> _WHAT YOU WILL DO_
Present the records as a numbered list, beginning with the first line and ending with the line that contains "y-tick-label: 50 — [250, 313, 262, 325]", both included. Leave out blank lines.

> _RECORD LIST_
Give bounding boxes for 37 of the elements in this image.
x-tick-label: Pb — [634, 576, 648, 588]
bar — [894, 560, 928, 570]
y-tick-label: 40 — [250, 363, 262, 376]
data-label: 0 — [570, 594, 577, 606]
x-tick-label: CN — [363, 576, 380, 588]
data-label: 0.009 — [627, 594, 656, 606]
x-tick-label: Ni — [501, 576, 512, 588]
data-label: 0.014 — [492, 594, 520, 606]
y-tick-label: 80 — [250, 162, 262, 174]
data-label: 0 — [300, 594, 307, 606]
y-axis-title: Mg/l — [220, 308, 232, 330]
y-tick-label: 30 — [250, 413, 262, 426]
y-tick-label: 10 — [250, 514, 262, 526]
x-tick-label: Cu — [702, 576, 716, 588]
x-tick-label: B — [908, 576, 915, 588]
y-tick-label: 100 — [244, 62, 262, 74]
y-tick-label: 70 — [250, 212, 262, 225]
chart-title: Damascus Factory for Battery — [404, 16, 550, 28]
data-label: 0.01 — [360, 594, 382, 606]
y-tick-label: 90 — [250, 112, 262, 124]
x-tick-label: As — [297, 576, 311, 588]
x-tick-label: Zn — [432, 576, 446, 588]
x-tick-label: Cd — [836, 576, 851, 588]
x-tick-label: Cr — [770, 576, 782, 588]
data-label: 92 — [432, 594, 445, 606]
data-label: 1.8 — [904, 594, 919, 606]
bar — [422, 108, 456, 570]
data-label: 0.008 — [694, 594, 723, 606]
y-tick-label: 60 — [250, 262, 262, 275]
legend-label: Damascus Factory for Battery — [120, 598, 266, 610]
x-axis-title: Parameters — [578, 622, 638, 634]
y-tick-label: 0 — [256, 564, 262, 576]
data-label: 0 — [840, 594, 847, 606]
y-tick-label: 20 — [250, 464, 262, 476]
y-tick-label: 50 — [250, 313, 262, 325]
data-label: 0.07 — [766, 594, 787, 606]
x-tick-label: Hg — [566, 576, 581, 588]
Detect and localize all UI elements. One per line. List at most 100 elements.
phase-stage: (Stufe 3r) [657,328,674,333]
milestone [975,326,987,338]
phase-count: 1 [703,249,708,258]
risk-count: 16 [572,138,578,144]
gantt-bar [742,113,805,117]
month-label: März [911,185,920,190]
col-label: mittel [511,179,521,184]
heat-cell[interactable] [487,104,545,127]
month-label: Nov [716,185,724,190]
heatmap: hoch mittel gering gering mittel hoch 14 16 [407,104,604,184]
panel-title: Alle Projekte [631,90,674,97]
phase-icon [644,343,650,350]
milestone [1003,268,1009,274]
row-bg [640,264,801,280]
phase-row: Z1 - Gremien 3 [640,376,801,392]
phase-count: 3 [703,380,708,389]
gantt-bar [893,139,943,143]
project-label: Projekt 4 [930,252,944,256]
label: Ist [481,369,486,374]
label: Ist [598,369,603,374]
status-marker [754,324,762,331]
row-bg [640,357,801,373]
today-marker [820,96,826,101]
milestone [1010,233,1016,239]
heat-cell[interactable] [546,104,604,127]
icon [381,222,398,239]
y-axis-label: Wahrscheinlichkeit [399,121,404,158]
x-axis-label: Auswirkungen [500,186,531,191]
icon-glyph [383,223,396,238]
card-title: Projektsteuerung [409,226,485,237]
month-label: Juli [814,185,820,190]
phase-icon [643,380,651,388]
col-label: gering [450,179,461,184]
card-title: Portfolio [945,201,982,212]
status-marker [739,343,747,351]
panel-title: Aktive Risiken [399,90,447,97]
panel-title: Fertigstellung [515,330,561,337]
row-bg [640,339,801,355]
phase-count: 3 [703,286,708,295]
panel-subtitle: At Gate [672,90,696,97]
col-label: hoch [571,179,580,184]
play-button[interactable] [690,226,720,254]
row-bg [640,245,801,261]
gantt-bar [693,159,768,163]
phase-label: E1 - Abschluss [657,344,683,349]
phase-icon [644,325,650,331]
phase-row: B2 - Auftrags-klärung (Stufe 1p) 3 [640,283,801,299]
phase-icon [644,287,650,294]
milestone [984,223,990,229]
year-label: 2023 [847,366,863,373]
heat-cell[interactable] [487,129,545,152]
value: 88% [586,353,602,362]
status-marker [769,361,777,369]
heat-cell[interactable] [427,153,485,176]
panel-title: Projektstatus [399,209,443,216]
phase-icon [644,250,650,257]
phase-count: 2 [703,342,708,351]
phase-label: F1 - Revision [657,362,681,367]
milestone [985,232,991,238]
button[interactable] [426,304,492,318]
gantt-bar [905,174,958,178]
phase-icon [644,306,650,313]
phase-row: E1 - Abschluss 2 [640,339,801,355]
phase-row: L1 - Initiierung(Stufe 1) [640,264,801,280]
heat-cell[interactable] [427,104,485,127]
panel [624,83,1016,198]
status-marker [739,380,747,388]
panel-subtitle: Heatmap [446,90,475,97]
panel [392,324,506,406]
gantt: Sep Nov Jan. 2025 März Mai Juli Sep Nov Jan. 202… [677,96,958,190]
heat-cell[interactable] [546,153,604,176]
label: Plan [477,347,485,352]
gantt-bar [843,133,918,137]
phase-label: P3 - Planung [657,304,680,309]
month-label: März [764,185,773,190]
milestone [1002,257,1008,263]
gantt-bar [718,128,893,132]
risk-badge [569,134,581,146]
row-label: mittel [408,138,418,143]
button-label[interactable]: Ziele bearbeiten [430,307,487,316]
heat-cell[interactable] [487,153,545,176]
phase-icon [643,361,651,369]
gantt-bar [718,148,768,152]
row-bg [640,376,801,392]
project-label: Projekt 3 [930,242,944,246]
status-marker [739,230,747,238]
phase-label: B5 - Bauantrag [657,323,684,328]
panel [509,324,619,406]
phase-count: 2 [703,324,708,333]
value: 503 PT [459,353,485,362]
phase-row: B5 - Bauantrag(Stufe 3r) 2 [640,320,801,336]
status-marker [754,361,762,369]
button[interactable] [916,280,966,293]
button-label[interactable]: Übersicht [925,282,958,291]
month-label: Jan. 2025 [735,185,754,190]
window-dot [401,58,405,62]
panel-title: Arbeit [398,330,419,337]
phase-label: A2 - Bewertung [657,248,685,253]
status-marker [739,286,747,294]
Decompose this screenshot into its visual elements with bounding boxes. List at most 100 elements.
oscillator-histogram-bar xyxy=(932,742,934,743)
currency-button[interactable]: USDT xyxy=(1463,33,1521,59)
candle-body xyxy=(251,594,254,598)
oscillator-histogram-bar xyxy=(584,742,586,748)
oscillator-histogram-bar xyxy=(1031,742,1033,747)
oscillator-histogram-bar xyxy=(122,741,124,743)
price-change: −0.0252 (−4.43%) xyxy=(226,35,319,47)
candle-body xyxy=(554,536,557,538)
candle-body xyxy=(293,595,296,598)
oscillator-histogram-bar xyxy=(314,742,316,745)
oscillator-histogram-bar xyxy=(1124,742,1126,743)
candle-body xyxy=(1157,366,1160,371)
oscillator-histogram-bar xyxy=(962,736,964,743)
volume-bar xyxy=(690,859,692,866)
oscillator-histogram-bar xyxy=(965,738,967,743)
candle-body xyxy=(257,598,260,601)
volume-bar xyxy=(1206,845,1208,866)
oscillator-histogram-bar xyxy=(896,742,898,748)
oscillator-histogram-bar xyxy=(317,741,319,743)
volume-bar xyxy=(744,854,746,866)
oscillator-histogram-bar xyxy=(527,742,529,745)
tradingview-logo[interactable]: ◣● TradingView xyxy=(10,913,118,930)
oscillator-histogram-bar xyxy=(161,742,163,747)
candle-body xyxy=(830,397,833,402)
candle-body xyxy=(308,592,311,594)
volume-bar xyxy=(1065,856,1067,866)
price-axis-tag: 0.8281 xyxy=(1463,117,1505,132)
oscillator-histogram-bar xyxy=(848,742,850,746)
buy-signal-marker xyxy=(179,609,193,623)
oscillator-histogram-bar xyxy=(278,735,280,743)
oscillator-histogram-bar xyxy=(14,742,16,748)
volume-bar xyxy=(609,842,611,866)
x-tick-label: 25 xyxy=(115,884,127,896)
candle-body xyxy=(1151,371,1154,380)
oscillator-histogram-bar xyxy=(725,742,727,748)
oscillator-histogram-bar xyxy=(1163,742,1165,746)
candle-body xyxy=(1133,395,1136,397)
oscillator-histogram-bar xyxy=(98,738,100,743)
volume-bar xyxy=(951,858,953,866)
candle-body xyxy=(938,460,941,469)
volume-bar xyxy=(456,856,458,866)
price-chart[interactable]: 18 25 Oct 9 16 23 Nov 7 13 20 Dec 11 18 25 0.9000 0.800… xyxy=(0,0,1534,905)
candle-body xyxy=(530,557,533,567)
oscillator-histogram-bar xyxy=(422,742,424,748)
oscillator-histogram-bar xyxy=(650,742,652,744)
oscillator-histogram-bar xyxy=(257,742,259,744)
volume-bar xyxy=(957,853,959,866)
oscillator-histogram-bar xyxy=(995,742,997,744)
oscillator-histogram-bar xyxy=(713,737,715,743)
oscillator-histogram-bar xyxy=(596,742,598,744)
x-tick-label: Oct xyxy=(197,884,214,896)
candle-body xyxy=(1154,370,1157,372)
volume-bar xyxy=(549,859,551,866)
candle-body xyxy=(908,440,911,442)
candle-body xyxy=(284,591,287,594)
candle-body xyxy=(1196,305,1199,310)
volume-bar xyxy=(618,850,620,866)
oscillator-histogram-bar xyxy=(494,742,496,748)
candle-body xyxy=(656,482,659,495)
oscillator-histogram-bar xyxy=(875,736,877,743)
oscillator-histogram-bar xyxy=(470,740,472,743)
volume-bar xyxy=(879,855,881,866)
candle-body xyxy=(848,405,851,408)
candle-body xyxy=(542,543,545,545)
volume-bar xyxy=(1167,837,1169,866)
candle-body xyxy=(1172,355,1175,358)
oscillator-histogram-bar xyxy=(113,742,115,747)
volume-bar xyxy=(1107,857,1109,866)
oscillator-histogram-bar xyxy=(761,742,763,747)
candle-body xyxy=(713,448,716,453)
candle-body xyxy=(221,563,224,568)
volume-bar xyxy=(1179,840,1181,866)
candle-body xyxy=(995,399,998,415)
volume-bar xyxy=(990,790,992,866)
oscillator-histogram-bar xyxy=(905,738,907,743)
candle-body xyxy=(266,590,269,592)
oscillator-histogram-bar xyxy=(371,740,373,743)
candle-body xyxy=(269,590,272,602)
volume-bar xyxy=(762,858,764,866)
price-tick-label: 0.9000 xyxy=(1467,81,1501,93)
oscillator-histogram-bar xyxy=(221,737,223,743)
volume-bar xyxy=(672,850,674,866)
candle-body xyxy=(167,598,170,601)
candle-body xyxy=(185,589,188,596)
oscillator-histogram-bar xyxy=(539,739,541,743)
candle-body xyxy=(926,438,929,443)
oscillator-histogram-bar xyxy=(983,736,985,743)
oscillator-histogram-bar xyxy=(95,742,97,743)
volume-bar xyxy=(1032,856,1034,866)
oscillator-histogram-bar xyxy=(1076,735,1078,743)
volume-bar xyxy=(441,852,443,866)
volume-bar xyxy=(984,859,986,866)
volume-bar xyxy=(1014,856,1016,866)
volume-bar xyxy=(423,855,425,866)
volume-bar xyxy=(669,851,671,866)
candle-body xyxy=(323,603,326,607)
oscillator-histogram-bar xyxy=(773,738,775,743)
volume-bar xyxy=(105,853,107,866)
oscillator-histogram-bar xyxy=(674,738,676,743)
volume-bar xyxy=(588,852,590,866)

> _EXERCISE RESULT_
1. Give bounding boxes for 37 of the elements in this image.
2. x-tick-label: Pb — [634, 576, 648, 588]
3. bar — [894, 560, 928, 570]
4. y-tick-label: 40 — [250, 363, 262, 376]
5. data-label: 0 — [570, 594, 577, 606]
6. x-tick-label: CN — [363, 576, 380, 588]
7. data-label: 0.009 — [627, 594, 656, 606]
8. x-tick-label: Ni — [501, 576, 512, 588]
9. data-label: 0.014 — [492, 594, 520, 606]
10. y-tick-label: 80 — [250, 162, 262, 174]
11. data-label: 0 — [300, 594, 307, 606]
12. y-axis-title: Mg/l — [220, 308, 232, 330]
13. y-tick-label: 30 — [250, 413, 262, 426]
14. y-tick-label: 10 — [250, 514, 262, 526]
15. x-tick-label: Cu — [702, 576, 716, 588]
16. x-tick-label: B — [908, 576, 915, 588]
17. y-tick-label: 100 — [244, 62, 262, 74]
18. y-tick-label: 70 — [250, 212, 262, 225]
19. chart-title: Damascus Factory for Battery — [404, 16, 550, 28]
20. data-label: 0.01 — [360, 594, 382, 606]
21. y-tick-label: 90 — [250, 112, 262, 124]
22. x-tick-label: As — [297, 576, 311, 588]
23. x-tick-label: Zn — [432, 576, 446, 588]
24. x-tick-label: Cd — [836, 576, 851, 588]
25. x-tick-label: Cr — [770, 576, 782, 588]
26. data-label: 92 — [432, 594, 445, 606]
27. data-label: 1.8 — [904, 594, 919, 606]
28. bar — [422, 108, 456, 570]
29. data-label: 0.008 — [694, 594, 723, 606]
30. y-tick-label: 60 — [250, 262, 262, 275]
31. legend-label: Damascus Factory for Battery — [120, 598, 266, 610]
32. x-axis-title: Parameters — [578, 622, 638, 634]
33. y-tick-label: 0 — [256, 564, 262, 576]
34. data-label: 0 — [840, 594, 847, 606]
35. y-tick-label: 20 — [250, 464, 262, 476]
36. y-tick-label: 50 — [250, 313, 262, 325]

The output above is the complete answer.